Working data –

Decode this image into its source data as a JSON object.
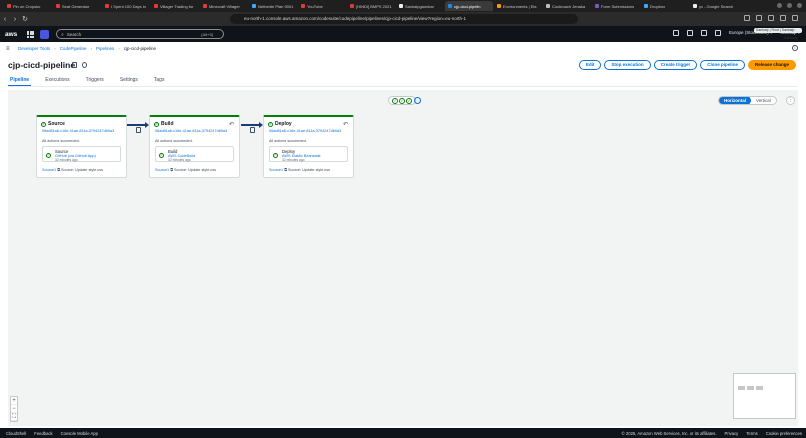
{
  "browser": {
    "tabs": [
      {
        "label": "Pin on Cropsko",
        "color": "#e53935"
      },
      {
        "label": "Seat Generator",
        "color": "#e53935"
      },
      {
        "label": "I Spent 100 Days in",
        "color": "#e53935"
      },
      {
        "label": "Villager Trading for",
        "color": "#e53935"
      },
      {
        "label": "Minecraft Villager",
        "color": "#e53935"
      },
      {
        "label": "Netherite Plan 9001",
        "color": "#42a5f5"
      },
      {
        "label": "YouTube",
        "color": "#e53935"
      },
      {
        "label": "[HINDI] BMPS 2021",
        "color": "#e53935"
      },
      {
        "label": "Sankalpgaonkar",
        "color": "#eeeeee"
      },
      {
        "label": "cjp-cicd-pipelin",
        "color": "#1e88e5",
        "active": true
      },
      {
        "label": "Environments | Ela",
        "color": "#ff9800"
      },
      {
        "label": "Cockroach Jenaka",
        "color": "#bdbdbd"
      },
      {
        "label": "Form Submissions",
        "color": "#7e57c2"
      },
      {
        "label": "Dropbox",
        "color": "#42a5f5"
      },
      {
        "label": "yx - Google Search",
        "color": "#eeeeee"
      }
    ],
    "url": "eu-north-1.console.aws.amazon.com/codesuite/codepipeline/pipelines/cjp-cicd-pipeline/view?region=eu-north-1"
  },
  "awsnav": {
    "logo": "aws",
    "search_placeholder": "Search",
    "search_hint": "[Alt+S]",
    "region": "Europe (Stockholm) ▾",
    "account": "Sankalp ▾",
    "account_popup": "Sankalp | Root | Sankalp",
    "user": "Sankalp"
  },
  "breadcrumb": [
    "Developer Tools",
    "CodePipeline",
    "Pipelines",
    "cjp-cicd-pipeline"
  ],
  "header": {
    "title": "cjp-cicd-pipeline",
    "buttons": {
      "edit": "Edit",
      "stop": "Stop execution",
      "trigger": "Create trigger",
      "clone": "Clone pipeline",
      "release": "Release change"
    }
  },
  "tabs": [
    "Pipeline",
    "Executions",
    "Triggers",
    "Settings",
    "Tags"
  ],
  "canvas": {
    "layout_options": [
      "Horizontal",
      "Vertical"
    ],
    "stages": [
      {
        "name": "Source",
        "commit": "06ad81a6-c16e-41ae-811a-3794247db9a3",
        "status": "All actions succeeded.",
        "action": {
          "name": "Source",
          "provider": "GitHub (via GitHub App)",
          "ago": "32 minutes ago"
        },
        "footer_link": "Source: Update style.css",
        "footer_prefix": "Source1"
      },
      {
        "name": "Build",
        "commit": "06ad81a6-c16e-41ae-811a-3794247db9a3",
        "status": "All actions succeeded.",
        "action": {
          "name": "Build",
          "provider": "AWS CodeBuild",
          "ago": "32 minutes ago"
        },
        "footer_link": "Source: Update style.css",
        "footer_prefix": "Source1"
      },
      {
        "name": "Deploy",
        "commit": "06ad81a6-c16e-41ae-811a-3794247db9a3",
        "status": "All actions succeeded.",
        "action": {
          "name": "Deploy",
          "provider": "AWS Elastic Beanstalk",
          "ago": "32 minutes ago"
        },
        "footer_link": "Source: Update style.css",
        "footer_prefix": "Source1"
      }
    ]
  },
  "footer": {
    "cloudshell": "CloudShell",
    "feedback": "Feedback",
    "mobile": "Console Mobile App",
    "copyright": "© 2025, Amazon Web Services, Inc. or its affiliates.",
    "privacy": "Privacy",
    "terms": "Terms",
    "cookies": "Cookie preferences"
  }
}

Exercise instructions –
Scan the records above for the string "provider", then report every line that contains it.

Task solution –
          "provider": "GitHub (via GitHub App)",
          "provider": "AWS CodeBuild",
          "provider": "AWS Elastic Beanstalk",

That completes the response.